● GIVEN TASK
Copy out the dataset entries below word for word, covering every entry.

● Dataset entries
# # # #

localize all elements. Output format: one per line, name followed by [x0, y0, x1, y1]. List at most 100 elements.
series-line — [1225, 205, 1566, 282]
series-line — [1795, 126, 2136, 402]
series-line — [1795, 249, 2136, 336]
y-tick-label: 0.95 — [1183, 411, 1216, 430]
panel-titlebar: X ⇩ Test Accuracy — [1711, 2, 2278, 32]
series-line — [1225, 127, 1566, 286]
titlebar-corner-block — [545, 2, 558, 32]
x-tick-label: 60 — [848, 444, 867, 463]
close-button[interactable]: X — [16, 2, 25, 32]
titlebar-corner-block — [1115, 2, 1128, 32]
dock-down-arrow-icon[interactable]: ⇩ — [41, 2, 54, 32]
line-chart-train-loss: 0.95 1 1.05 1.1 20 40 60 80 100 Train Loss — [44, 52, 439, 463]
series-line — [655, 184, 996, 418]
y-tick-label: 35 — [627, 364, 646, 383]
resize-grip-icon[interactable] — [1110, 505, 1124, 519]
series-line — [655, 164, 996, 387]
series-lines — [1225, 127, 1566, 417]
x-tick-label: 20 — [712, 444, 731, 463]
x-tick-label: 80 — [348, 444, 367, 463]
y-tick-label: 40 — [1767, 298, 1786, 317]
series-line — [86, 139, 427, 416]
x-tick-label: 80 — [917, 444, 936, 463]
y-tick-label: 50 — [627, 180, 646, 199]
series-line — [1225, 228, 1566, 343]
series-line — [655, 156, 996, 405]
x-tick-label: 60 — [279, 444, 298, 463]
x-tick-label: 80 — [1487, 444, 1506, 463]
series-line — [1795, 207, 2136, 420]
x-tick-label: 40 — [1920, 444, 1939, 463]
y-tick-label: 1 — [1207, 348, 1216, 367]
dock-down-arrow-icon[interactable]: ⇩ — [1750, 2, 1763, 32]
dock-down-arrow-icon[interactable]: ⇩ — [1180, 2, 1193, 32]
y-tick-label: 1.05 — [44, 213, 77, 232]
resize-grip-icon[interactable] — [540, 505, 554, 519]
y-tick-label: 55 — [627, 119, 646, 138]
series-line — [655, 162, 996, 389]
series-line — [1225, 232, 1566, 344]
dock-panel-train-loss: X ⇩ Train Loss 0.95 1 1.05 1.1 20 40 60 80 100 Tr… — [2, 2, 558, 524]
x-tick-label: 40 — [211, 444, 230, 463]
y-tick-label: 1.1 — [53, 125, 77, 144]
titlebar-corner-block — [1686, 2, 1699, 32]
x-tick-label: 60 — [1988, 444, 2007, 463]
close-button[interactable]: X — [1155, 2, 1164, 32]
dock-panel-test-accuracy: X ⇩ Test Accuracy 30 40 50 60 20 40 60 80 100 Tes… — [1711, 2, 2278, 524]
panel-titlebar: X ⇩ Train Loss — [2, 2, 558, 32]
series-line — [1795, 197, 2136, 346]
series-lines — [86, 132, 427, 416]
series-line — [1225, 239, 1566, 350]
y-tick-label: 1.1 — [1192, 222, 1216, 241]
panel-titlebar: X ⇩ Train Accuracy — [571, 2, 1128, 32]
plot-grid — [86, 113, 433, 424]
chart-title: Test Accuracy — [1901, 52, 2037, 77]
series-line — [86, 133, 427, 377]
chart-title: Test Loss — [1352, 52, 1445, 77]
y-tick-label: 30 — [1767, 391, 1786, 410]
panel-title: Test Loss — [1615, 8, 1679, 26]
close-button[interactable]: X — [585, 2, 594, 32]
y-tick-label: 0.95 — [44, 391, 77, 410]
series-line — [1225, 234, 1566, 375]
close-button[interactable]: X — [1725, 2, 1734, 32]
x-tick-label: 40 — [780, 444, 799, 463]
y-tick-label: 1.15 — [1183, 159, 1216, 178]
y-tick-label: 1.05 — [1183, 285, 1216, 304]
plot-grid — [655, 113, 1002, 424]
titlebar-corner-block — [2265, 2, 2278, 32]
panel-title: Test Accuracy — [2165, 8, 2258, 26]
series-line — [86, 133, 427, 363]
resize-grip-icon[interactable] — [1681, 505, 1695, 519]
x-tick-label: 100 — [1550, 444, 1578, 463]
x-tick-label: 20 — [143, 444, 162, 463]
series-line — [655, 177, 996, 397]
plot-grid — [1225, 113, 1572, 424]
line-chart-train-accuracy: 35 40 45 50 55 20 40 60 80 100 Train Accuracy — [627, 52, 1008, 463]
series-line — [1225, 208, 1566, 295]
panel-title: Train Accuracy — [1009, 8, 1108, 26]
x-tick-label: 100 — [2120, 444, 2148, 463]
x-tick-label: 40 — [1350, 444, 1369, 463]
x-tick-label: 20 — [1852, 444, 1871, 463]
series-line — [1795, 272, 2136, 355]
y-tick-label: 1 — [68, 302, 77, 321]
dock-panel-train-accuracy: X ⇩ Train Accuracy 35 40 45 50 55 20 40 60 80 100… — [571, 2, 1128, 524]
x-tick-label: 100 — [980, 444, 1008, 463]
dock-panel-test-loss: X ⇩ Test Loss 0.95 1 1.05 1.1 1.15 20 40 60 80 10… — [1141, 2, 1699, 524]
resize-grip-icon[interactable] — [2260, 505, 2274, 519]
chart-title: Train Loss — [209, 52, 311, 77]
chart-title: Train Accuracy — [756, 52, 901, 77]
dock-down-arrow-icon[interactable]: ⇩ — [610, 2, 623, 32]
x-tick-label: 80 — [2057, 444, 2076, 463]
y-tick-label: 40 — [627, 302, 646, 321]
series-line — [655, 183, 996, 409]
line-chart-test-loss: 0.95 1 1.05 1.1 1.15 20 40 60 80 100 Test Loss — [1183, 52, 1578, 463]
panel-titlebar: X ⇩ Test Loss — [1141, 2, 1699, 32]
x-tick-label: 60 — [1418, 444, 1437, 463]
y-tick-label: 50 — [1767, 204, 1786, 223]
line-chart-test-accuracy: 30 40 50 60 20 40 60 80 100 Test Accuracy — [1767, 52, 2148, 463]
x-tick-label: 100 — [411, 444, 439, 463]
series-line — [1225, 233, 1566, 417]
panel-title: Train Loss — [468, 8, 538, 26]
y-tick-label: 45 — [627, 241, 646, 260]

# # # #

● OUTPUT BELOW
localize all elements. Output format: one per line, name followed by [x0, y0, x1, y1]. List at most 100 elements.
series-line — [1225, 205, 1566, 282]
series-line — [1795, 126, 2136, 402]
series-line — [1795, 249, 2136, 336]
y-tick-label: 0.95 — [1183, 411, 1216, 430]
panel-titlebar: X ⇩ Test Accuracy — [1711, 2, 2278, 32]
series-line — [1225, 127, 1566, 286]
titlebar-corner-block — [545, 2, 558, 32]
x-tick-label: 60 — [848, 444, 867, 463]
close-button[interactable]: X — [16, 2, 25, 32]
titlebar-corner-block — [1115, 2, 1128, 32]
dock-down-arrow-icon[interactable]: ⇩ — [41, 2, 54, 32]
line-chart-train-loss: 0.95 1 1.05 1.1 20 40 60 80 100 Train Loss — [44, 52, 439, 463]
series-line — [655, 184, 996, 418]
y-tick-label: 35 — [627, 364, 646, 383]
resize-grip-icon[interactable] — [1110, 505, 1124, 519]
series-line — [655, 164, 996, 387]
series-lines — [1225, 127, 1566, 417]
x-tick-label: 20 — [712, 444, 731, 463]
x-tick-label: 80 — [348, 444, 367, 463]
y-tick-label: 40 — [1767, 298, 1786, 317]
series-line — [86, 139, 427, 416]
x-tick-label: 80 — [917, 444, 936, 463]
y-tick-label: 50 — [627, 180, 646, 199]
series-line — [1225, 228, 1566, 343]
series-line — [655, 156, 996, 405]
x-tick-label: 60 — [279, 444, 298, 463]
x-tick-label: 80 — [1487, 444, 1506, 463]
series-line — [1795, 207, 2136, 420]
x-tick-label: 40 — [1920, 444, 1939, 463]
y-tick-label: 1 — [1207, 348, 1216, 367]
dock-down-arrow-icon[interactable]: ⇩ — [1750, 2, 1763, 32]
dock-down-arrow-icon[interactable]: ⇩ — [1180, 2, 1193, 32]
y-tick-label: 1.05 — [44, 213, 77, 232]
resize-grip-icon[interactable] — [540, 505, 554, 519]
y-tick-label: 55 — [627, 119, 646, 138]
series-line — [655, 162, 996, 389]
series-line — [1225, 232, 1566, 344]
dock-panel-train-loss: X ⇩ Train Loss 0.95 1 1.05 1.1 20 40 60 80 100 Tr… — [2, 2, 558, 524]
x-tick-label: 40 — [211, 444, 230, 463]
y-tick-label: 1.1 — [53, 125, 77, 144]
titlebar-corner-block — [1686, 2, 1699, 32]
x-tick-label: 60 — [1988, 444, 2007, 463]
close-button[interactable]: X — [1155, 2, 1164, 32]
dock-panel-test-accuracy: X ⇩ Test Accuracy 30 40 50 60 20 40 60 80 100 Tes… — [1711, 2, 2278, 524]
panel-titlebar: X ⇩ Train Loss — [2, 2, 558, 32]
series-line — [1795, 197, 2136, 346]
series-lines — [86, 132, 427, 416]
series-line — [1225, 239, 1566, 350]
y-tick-label: 1.1 — [1192, 222, 1216, 241]
panel-titlebar: X ⇩ Train Accuracy — [571, 2, 1128, 32]
plot-grid — [86, 113, 433, 424]
chart-title: Test Accuracy — [1901, 52, 2037, 77]
series-line — [86, 133, 427, 377]
chart-title: Test Loss — [1352, 52, 1445, 77]
y-tick-label: 30 — [1767, 391, 1786, 410]
panel-title: Test Loss — [1615, 8, 1679, 26]
close-button[interactable]: X — [585, 2, 594, 32]
y-tick-label: 0.95 — [44, 391, 77, 410]
series-line — [1225, 234, 1566, 375]
close-button[interactable]: X — [1725, 2, 1734, 32]
x-tick-label: 40 — [780, 444, 799, 463]
y-tick-label: 1.15 — [1183, 159, 1216, 178]
y-tick-label: 1.05 — [1183, 285, 1216, 304]
plot-grid — [655, 113, 1002, 424]
titlebar-corner-block — [2265, 2, 2278, 32]
panel-title: Test Accuracy — [2165, 8, 2258, 26]
series-line — [86, 133, 427, 363]
resize-grip-icon[interactable] — [1681, 505, 1695, 519]
x-tick-label: 100 — [1550, 444, 1578, 463]
x-tick-label: 20 — [143, 444, 162, 463]
series-line — [655, 177, 996, 397]
plot-grid — [1225, 113, 1572, 424]
line-chart-train-accuracy: 35 40 45 50 55 20 40 60 80 100 Train Accuracy — [627, 52, 1008, 463]
series-line — [1225, 208, 1566, 295]
panel-title: Train Accuracy — [1009, 8, 1108, 26]
x-tick-label: 100 — [2120, 444, 2148, 463]
x-tick-label: 40 — [1350, 444, 1369, 463]
x-tick-label: 20 — [1852, 444, 1871, 463]
series-line — [1795, 272, 2136, 355]
y-tick-label: 1 — [68, 302, 77, 321]
dock-panel-train-accuracy: X ⇩ Train Accuracy 35 40 45 50 55 20 40 60 80 100… — [571, 2, 1128, 524]
x-tick-label: 100 — [980, 444, 1008, 463]
dock-panel-test-loss: X ⇩ Test Loss 0.95 1 1.05 1.1 1.15 20 40 60 80 10… — [1141, 2, 1699, 524]
resize-grip-icon[interactable] — [2260, 505, 2274, 519]
chart-title: Train Loss — [209, 52, 311, 77]
chart-title: Train Accuracy — [756, 52, 901, 77]
dock-down-arrow-icon[interactable]: ⇩ — [610, 2, 623, 32]
x-tick-label: 80 — [2057, 444, 2076, 463]
y-tick-label: 40 — [627, 302, 646, 321]
series-line — [655, 183, 996, 409]
line-chart-test-loss: 0.95 1 1.05 1.1 1.15 20 40 60 80 100 Test Loss — [1183, 52, 1578, 463]
panel-titlebar: X ⇩ Test Loss — [1141, 2, 1699, 32]
x-tick-label: 60 — [1418, 444, 1437, 463]
y-tick-label: 50 — [1767, 204, 1786, 223]
line-chart-test-accuracy: 30 40 50 60 20 40 60 80 100 Test Accuracy — [1767, 52, 2148, 463]
x-tick-label: 100 — [411, 444, 439, 463]
series-line — [1225, 233, 1566, 417]
panel-title: Train Loss — [468, 8, 538, 26]
y-tick-label: 45 — [627, 241, 646, 260]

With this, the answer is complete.